** start of Provided data **

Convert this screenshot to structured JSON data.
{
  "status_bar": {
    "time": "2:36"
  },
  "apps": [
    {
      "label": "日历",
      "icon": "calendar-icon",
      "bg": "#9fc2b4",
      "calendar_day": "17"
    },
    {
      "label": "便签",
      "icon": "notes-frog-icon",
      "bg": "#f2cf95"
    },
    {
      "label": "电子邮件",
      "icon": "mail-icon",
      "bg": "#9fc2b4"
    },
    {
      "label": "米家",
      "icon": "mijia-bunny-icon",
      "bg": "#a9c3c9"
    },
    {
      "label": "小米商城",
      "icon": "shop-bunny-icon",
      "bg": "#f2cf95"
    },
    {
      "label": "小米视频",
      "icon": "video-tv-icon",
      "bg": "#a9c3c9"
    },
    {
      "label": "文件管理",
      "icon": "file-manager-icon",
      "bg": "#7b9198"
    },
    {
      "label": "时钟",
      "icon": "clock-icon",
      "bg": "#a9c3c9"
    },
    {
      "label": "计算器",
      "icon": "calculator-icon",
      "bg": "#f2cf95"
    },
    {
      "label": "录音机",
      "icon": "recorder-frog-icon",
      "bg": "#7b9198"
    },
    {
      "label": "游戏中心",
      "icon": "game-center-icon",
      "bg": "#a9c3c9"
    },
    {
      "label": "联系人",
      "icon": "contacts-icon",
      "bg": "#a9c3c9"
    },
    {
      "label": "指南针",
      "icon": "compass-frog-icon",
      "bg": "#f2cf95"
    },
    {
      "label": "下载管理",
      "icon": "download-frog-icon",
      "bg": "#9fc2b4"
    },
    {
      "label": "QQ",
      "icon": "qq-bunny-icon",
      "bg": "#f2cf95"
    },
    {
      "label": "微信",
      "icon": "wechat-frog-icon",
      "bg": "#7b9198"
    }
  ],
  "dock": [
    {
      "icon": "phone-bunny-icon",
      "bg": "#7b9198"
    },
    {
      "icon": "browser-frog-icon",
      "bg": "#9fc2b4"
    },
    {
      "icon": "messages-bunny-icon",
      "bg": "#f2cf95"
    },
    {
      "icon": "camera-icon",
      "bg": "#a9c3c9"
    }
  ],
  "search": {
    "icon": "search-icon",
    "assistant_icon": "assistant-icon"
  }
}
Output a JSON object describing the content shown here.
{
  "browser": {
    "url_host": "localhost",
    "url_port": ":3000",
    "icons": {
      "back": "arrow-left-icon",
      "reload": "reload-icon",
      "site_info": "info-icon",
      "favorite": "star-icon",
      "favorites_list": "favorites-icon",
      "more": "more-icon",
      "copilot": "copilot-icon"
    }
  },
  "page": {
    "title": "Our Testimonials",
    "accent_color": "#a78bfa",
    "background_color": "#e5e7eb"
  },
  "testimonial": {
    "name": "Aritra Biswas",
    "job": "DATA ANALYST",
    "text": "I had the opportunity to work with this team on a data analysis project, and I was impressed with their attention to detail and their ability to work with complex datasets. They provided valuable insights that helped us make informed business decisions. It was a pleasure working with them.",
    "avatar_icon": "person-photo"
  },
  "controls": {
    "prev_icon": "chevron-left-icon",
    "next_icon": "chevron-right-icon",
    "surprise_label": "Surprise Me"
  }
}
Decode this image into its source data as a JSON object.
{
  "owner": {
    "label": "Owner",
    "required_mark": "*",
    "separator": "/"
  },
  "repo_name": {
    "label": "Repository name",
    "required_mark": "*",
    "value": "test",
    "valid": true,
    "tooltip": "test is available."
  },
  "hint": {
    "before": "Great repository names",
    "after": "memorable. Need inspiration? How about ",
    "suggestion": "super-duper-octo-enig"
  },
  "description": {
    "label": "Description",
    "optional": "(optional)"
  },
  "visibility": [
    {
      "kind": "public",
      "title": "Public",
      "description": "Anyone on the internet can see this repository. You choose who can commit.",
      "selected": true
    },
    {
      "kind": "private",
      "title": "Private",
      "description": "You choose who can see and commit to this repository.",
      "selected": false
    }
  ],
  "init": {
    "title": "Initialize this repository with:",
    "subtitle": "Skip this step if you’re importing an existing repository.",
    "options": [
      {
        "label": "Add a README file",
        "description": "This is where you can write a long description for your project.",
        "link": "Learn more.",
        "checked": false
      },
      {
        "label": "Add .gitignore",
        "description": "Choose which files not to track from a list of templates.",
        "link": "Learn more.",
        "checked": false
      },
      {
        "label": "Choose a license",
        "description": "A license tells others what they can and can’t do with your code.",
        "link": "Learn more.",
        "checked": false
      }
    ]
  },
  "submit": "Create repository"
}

** end of Provided data **

Exercise details — From the data above, count the lines where "frog" occurs and give that figure and nothing else.

Expected answer — 6